>> BEGIN Raw data
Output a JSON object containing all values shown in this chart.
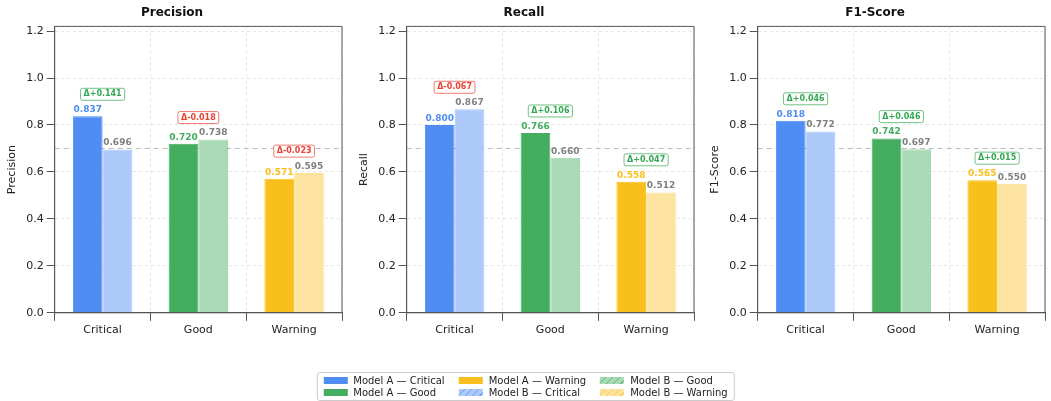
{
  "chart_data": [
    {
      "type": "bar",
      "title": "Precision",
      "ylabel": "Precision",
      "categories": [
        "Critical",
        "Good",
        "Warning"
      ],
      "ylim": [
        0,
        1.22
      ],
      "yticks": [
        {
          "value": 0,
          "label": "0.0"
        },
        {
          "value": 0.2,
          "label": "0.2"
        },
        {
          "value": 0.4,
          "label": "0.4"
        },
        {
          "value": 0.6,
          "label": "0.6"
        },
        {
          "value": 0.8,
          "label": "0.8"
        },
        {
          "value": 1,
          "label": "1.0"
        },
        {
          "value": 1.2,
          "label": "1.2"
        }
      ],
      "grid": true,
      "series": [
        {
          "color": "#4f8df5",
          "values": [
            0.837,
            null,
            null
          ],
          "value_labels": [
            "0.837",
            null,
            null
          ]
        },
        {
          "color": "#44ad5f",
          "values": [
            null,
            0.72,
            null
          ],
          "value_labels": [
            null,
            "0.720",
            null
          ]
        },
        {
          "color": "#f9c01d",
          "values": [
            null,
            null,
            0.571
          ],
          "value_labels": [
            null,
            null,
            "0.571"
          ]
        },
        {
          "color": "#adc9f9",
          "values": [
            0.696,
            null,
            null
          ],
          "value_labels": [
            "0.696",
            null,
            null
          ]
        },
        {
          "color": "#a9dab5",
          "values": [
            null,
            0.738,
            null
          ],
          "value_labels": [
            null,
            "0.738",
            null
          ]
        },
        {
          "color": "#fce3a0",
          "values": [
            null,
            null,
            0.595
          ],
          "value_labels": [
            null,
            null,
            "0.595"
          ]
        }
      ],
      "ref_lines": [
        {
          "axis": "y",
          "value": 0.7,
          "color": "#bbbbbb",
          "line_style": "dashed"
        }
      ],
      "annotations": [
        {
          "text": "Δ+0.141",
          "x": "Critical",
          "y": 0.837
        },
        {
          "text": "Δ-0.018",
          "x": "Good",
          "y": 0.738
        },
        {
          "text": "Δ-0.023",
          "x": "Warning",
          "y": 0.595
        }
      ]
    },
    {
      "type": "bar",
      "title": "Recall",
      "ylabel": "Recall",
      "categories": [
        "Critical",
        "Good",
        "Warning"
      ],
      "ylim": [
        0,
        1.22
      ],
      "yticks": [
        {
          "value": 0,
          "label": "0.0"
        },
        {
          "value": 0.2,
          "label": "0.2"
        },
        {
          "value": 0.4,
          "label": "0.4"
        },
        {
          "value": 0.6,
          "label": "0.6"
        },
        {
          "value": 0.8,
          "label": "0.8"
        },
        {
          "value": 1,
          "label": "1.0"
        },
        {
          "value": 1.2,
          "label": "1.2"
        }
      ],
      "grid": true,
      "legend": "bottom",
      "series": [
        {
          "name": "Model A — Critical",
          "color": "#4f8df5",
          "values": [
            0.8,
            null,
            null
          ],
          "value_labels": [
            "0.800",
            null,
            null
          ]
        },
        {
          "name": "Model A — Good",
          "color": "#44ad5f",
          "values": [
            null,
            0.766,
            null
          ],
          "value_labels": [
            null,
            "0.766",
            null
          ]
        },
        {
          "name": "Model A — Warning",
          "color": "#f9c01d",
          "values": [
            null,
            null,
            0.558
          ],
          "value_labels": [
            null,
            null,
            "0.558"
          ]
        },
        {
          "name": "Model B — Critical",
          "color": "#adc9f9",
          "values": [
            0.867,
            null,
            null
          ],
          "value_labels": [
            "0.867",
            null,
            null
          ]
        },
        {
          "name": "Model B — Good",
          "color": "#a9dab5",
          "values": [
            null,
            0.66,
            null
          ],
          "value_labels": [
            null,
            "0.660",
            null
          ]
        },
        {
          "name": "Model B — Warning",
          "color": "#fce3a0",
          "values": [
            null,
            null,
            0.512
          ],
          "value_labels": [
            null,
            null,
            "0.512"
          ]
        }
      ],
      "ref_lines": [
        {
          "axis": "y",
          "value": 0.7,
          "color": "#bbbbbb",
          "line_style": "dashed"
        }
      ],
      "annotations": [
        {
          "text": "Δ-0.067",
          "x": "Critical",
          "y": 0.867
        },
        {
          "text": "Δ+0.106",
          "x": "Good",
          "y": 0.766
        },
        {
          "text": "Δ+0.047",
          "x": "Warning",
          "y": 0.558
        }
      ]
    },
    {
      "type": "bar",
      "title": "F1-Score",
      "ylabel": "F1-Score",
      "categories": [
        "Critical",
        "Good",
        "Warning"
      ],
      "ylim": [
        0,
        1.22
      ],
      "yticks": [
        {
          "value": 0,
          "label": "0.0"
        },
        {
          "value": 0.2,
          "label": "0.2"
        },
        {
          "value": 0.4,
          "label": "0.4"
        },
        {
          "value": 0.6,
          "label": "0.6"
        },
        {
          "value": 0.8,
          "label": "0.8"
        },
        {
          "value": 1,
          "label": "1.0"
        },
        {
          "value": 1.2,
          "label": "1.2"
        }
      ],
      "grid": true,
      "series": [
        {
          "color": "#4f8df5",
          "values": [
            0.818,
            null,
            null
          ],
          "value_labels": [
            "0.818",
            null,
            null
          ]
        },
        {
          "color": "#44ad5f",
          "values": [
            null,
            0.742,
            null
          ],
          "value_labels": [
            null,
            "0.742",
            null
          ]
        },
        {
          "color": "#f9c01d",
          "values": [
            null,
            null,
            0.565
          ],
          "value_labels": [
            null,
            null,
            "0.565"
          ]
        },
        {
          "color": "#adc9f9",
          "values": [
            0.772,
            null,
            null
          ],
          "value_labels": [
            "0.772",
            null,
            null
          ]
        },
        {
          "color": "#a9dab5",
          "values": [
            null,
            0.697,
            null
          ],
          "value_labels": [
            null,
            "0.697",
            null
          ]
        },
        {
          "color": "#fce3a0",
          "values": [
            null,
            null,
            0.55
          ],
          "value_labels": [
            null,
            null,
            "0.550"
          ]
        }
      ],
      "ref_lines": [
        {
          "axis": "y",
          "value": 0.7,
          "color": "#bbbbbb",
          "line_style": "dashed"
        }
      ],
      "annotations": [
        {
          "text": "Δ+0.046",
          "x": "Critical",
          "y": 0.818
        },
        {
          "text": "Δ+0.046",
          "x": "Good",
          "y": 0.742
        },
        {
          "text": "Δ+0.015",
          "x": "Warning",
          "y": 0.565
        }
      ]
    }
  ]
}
>> END Raw data
Work to complete → Output all the records, word for word, with no pictures in the copy.

Written reply →
Output a JSON object containing all values shown in this chart.
{
  "chart_data": [
    {
      "type": "bar",
      "title": "Precision",
      "ylabel": "Precision",
      "categories": [
        "Critical",
        "Good",
        "Warning"
      ],
      "ylim": [
        0,
        1.22
      ],
      "yticks": [
        {
          "value": 0,
          "label": "0.0"
        },
        {
          "value": 0.2,
          "label": "0.2"
        },
        {
          "value": 0.4,
          "label": "0.4"
        },
        {
          "value": 0.6,
          "label": "0.6"
        },
        {
          "value": 0.8,
          "label": "0.8"
        },
        {
          "value": 1,
          "label": "1.0"
        },
        {
          "value": 1.2,
          "label": "1.2"
        }
      ],
      "grid": true,
      "series": [
        {
          "color": "#4f8df5",
          "values": [
            0.837,
            null,
            null
          ],
          "value_labels": [
            "0.837",
            null,
            null
          ]
        },
        {
          "color": "#44ad5f",
          "values": [
            null,
            0.72,
            null
          ],
          "value_labels": [
            null,
            "0.720",
            null
          ]
        },
        {
          "color": "#f9c01d",
          "values": [
            null,
            null,
            0.571
          ],
          "value_labels": [
            null,
            null,
            "0.571"
          ]
        },
        {
          "color": "#adc9f9",
          "values": [
            0.696,
            null,
            null
          ],
          "value_labels": [
            "0.696",
            null,
            null
          ]
        },
        {
          "color": "#a9dab5",
          "values": [
            null,
            0.738,
            null
          ],
          "value_labels": [
            null,
            "0.738",
            null
          ]
        },
        {
          "color": "#fce3a0",
          "values": [
            null,
            null,
            0.595
          ],
          "value_labels": [
            null,
            null,
            "0.595"
          ]
        }
      ],
      "ref_lines": [
        {
          "axis": "y",
          "value": 0.7,
          "color": "#bbbbbb",
          "line_style": "dashed"
        }
      ],
      "annotations": [
        {
          "text": "Δ+0.141",
          "x": "Critical",
          "y": 0.837
        },
        {
          "text": "Δ-0.018",
          "x": "Good",
          "y": 0.738
        },
        {
          "text": "Δ-0.023",
          "x": "Warning",
          "y": 0.595
        }
      ]
    },
    {
      "type": "bar",
      "title": "Recall",
      "ylabel": "Recall",
      "categories": [
        "Critical",
        "Good",
        "Warning"
      ],
      "ylim": [
        0,
        1.22
      ],
      "yticks": [
        {
          "value": 0,
          "label": "0.0"
        },
        {
          "value": 0.2,
          "label": "0.2"
        },
        {
          "value": 0.4,
          "label": "0.4"
        },
        {
          "value": 0.6,
          "label": "0.6"
        },
        {
          "value": 0.8,
          "label": "0.8"
        },
        {
          "value": 1,
          "label": "1.0"
        },
        {
          "value": 1.2,
          "label": "1.2"
        }
      ],
      "grid": true,
      "legend": "bottom",
      "series": [
        {
          "name": "Model A — Critical",
          "color": "#4f8df5",
          "values": [
            0.8,
            null,
            null
          ],
          "value_labels": [
            "0.800",
            null,
            null
          ]
        },
        {
          "name": "Model A — Good",
          "color": "#44ad5f",
          "values": [
            null,
            0.766,
            null
          ],
          "value_labels": [
            null,
            "0.766",
            null
          ]
        },
        {
          "name": "Model A — Warning",
          "color": "#f9c01d",
          "values": [
            null,
            null,
            0.558
          ],
          "value_labels": [
            null,
            null,
            "0.558"
          ]
        },
        {
          "name": "Model B — Critical",
          "color": "#adc9f9",
          "values": [
            0.867,
            null,
            null
          ],
          "value_labels": [
            "0.867",
            null,
            null
          ]
        },
        {
          "name": "Model B — Good",
          "color": "#a9dab5",
          "values": [
            null,
            0.66,
            null
          ],
          "value_labels": [
            null,
            "0.660",
            null
          ]
        },
        {
          "name": "Model B — Warning",
          "color": "#fce3a0",
          "values": [
            null,
            null,
            0.512
          ],
          "value_labels": [
            null,
            null,
            "0.512"
          ]
        }
      ],
      "ref_lines": [
        {
          "axis": "y",
          "value": 0.7,
          "color": "#bbbbbb",
          "line_style": "dashed"
        }
      ],
      "annotations": [
        {
          "text": "Δ-0.067",
          "x": "Critical",
          "y": 0.867
        },
        {
          "text": "Δ+0.106",
          "x": "Good",
          "y": 0.766
        },
        {
          "text": "Δ+0.047",
          "x": "Warning",
          "y": 0.558
        }
      ]
    },
    {
      "type": "bar",
      "title": "F1-Score",
      "ylabel": "F1-Score",
      "categories": [
        "Critical",
        "Good",
        "Warning"
      ],
      "ylim": [
        0,
        1.22
      ],
      "yticks": [
        {
          "value": 0,
          "label": "0.0"
        },
        {
          "value": 0.2,
          "label": "0.2"
        },
        {
          "value": 0.4,
          "label": "0.4"
        },
        {
          "value": 0.6,
          "label": "0.6"
        },
        {
          "value": 0.8,
          "label": "0.8"
        },
        {
          "value": 1,
          "label": "1.0"
        },
        {
          "value": 1.2,
          "label": "1.2"
        }
      ],
      "grid": true,
      "series": [
        {
          "color": "#4f8df5",
          "values": [
            0.818,
            null,
            null
          ],
          "value_labels": [
            "0.818",
            null,
            null
          ]
        },
        {
          "color": "#44ad5f",
          "values": [
            null,
            0.742,
            null
          ],
          "value_labels": [
            null,
            "0.742",
            null
          ]
        },
        {
          "color": "#f9c01d",
          "values": [
            null,
            null,
            0.565
          ],
          "value_labels": [
            null,
            null,
            "0.565"
          ]
        },
        {
          "color": "#adc9f9",
          "values": [
            0.772,
            null,
            null
          ],
          "value_labels": [
            "0.772",
            null,
            null
          ]
        },
        {
          "color": "#a9dab5",
          "values": [
            null,
            0.697,
            null
          ],
          "value_labels": [
            null,
            "0.697",
            null
          ]
        },
        {
          "color": "#fce3a0",
          "values": [
            null,
            null,
            0.55
          ],
          "value_labels": [
            null,
            null,
            "0.550"
          ]
        }
      ],
      "ref_lines": [
        {
          "axis": "y",
          "value": 0.7,
          "color": "#bbbbbb",
          "line_style": "dashed"
        }
      ],
      "annotations": [
        {
          "text": "Δ+0.046",
          "x": "Critical",
          "y": 0.818
        },
        {
          "text": "Δ+0.046",
          "x": "Good",
          "y": 0.742
        },
        {
          "text": "Δ+0.015",
          "x": "Warning",
          "y": 0.565
        }
      ]
    }
  ]
}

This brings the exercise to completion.